Required work: Transcribe each line exactly.

Stored records:
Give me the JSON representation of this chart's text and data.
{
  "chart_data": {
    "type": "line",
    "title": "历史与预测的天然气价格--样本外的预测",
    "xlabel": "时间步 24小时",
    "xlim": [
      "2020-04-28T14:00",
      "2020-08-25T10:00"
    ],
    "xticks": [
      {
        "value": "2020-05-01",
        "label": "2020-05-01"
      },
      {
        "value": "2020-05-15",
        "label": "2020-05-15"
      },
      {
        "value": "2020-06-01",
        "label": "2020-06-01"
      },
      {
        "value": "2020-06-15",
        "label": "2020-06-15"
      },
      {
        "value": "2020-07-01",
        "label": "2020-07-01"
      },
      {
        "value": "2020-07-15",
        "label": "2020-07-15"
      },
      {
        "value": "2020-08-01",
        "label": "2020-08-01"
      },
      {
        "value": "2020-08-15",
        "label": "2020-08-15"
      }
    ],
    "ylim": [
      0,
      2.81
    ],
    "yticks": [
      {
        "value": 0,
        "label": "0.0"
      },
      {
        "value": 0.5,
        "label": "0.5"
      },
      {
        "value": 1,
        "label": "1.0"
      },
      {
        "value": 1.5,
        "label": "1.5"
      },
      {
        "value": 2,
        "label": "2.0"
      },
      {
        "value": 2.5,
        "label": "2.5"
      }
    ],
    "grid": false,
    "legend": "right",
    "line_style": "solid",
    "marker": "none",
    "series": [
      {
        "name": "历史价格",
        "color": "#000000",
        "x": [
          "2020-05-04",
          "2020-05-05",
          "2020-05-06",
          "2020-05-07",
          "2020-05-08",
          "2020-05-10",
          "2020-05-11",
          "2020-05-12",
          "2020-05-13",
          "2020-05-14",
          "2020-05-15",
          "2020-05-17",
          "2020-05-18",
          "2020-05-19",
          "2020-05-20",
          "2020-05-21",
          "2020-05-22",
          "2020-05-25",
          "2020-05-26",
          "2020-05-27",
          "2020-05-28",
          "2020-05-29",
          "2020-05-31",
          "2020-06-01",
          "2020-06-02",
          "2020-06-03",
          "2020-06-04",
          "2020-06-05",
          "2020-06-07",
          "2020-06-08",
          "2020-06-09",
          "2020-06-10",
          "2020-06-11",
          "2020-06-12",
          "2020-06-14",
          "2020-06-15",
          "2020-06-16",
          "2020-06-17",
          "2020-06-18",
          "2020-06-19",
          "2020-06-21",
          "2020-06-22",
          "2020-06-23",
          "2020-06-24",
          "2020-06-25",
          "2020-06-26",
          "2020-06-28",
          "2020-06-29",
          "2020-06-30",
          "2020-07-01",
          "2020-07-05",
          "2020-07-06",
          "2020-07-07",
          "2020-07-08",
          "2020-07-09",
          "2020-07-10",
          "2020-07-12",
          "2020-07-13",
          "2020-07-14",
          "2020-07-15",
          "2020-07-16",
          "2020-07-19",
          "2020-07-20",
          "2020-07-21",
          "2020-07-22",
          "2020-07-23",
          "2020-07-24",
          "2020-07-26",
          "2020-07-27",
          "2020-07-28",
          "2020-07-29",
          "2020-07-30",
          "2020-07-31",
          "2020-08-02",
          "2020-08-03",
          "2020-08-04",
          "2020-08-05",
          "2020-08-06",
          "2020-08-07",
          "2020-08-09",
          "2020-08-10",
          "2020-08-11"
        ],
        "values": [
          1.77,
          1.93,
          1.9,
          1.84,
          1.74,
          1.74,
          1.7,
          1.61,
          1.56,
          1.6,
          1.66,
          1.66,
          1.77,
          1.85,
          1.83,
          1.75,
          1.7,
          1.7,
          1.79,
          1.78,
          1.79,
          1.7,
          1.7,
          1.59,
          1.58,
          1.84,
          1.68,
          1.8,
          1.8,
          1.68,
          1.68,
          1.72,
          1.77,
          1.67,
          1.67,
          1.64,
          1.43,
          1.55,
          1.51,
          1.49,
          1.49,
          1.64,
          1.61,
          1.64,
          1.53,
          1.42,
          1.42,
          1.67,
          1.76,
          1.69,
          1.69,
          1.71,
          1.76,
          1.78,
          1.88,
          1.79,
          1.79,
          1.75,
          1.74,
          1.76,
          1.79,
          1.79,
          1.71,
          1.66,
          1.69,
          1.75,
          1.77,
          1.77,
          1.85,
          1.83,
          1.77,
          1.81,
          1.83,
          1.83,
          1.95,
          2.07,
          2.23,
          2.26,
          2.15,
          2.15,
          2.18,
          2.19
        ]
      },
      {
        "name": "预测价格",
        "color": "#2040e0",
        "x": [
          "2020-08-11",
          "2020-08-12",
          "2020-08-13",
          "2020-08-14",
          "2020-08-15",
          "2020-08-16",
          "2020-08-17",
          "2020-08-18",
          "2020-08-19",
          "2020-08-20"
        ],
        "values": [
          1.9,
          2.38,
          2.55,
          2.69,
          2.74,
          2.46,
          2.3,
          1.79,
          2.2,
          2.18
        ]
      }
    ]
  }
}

Answer to the exercise:
Give me the JSON representation of this chart's text and data.
{
  "chart_data": {
    "type": "line",
    "title": "历史与预测的天然气价格--样本外的预测",
    "xlabel": "时间步 24小时",
    "xlim": [
      "2020-04-28T14:00",
      "2020-08-25T10:00"
    ],
    "xticks": [
      {
        "value": "2020-05-01",
        "label": "2020-05-01"
      },
      {
        "value": "2020-05-15",
        "label": "2020-05-15"
      },
      {
        "value": "2020-06-01",
        "label": "2020-06-01"
      },
      {
        "value": "2020-06-15",
        "label": "2020-06-15"
      },
      {
        "value": "2020-07-01",
        "label": "2020-07-01"
      },
      {
        "value": "2020-07-15",
        "label": "2020-07-15"
      },
      {
        "value": "2020-08-01",
        "label": "2020-08-01"
      },
      {
        "value": "2020-08-15",
        "label": "2020-08-15"
      }
    ],
    "ylim": [
      0,
      2.81
    ],
    "yticks": [
      {
        "value": 0,
        "label": "0.0"
      },
      {
        "value": 0.5,
        "label": "0.5"
      },
      {
        "value": 1,
        "label": "1.0"
      },
      {
        "value": 1.5,
        "label": "1.5"
      },
      {
        "value": 2,
        "label": "2.0"
      },
      {
        "value": 2.5,
        "label": "2.5"
      }
    ],
    "grid": false,
    "legend": "right",
    "line_style": "solid",
    "marker": "none",
    "series": [
      {
        "name": "历史价格",
        "color": "#000000",
        "x": [
          "2020-05-04",
          "2020-05-05",
          "2020-05-06",
          "2020-05-07",
          "2020-05-08",
          "2020-05-10",
          "2020-05-11",
          "2020-05-12",
          "2020-05-13",
          "2020-05-14",
          "2020-05-15",
          "2020-05-17",
          "2020-05-18",
          "2020-05-19",
          "2020-05-20",
          "2020-05-21",
          "2020-05-22",
          "2020-05-25",
          "2020-05-26",
          "2020-05-27",
          "2020-05-28",
          "2020-05-29",
          "2020-05-31",
          "2020-06-01",
          "2020-06-02",
          "2020-06-03",
          "2020-06-04",
          "2020-06-05",
          "2020-06-07",
          "2020-06-08",
          "2020-06-09",
          "2020-06-10",
          "2020-06-11",
          "2020-06-12",
          "2020-06-14",
          "2020-06-15",
          "2020-06-16",
          "2020-06-17",
          "2020-06-18",
          "2020-06-19",
          "2020-06-21",
          "2020-06-22",
          "2020-06-23",
          "2020-06-24",
          "2020-06-25",
          "2020-06-26",
          "2020-06-28",
          "2020-06-29",
          "2020-06-30",
          "2020-07-01",
          "2020-07-05",
          "2020-07-06",
          "2020-07-07",
          "2020-07-08",
          "2020-07-09",
          "2020-07-10",
          "2020-07-12",
          "2020-07-13",
          "2020-07-14",
          "2020-07-15",
          "2020-07-16",
          "2020-07-19",
          "2020-07-20",
          "2020-07-21",
          "2020-07-22",
          "2020-07-23",
          "2020-07-24",
          "2020-07-26",
          "2020-07-27",
          "2020-07-28",
          "2020-07-29",
          "2020-07-30",
          "2020-07-31",
          "2020-08-02",
          "2020-08-03",
          "2020-08-04",
          "2020-08-05",
          "2020-08-06",
          "2020-08-07",
          "2020-08-09",
          "2020-08-10",
          "2020-08-11"
        ],
        "values": [
          1.77,
          1.93,
          1.9,
          1.84,
          1.74,
          1.74,
          1.7,
          1.61,
          1.56,
          1.6,
          1.66,
          1.66,
          1.77,
          1.85,
          1.83,
          1.75,
          1.7,
          1.7,
          1.79,
          1.78,
          1.79,
          1.7,
          1.7,
          1.59,
          1.58,
          1.84,
          1.68,
          1.8,
          1.8,
          1.68,
          1.68,
          1.72,
          1.77,
          1.67,
          1.67,
          1.64,
          1.43,
          1.55,
          1.51,
          1.49,
          1.49,
          1.64,
          1.61,
          1.64,
          1.53,
          1.42,
          1.42,
          1.67,
          1.76,
          1.69,
          1.69,
          1.71,
          1.76,
          1.78,
          1.88,
          1.79,
          1.79,
          1.75,
          1.74,
          1.76,
          1.79,
          1.79,
          1.71,
          1.66,
          1.69,
          1.75,
          1.77,
          1.77,
          1.85,
          1.83,
          1.77,
          1.81,
          1.83,
          1.83,
          1.95,
          2.07,
          2.23,
          2.26,
          2.15,
          2.15,
          2.18,
          2.19
        ]
      },
      {
        "name": "预测价格",
        "color": "#2040e0",
        "x": [
          "2020-08-11",
          "2020-08-12",
          "2020-08-13",
          "2020-08-14",
          "2020-08-15",
          "2020-08-16",
          "2020-08-17",
          "2020-08-18",
          "2020-08-19",
          "2020-08-20"
        ],
        "values": [
          1.9,
          2.38,
          2.55,
          2.69,
          2.74,
          2.46,
          2.3,
          1.79,
          2.2,
          2.18
        ]
      }
    ]
  }
}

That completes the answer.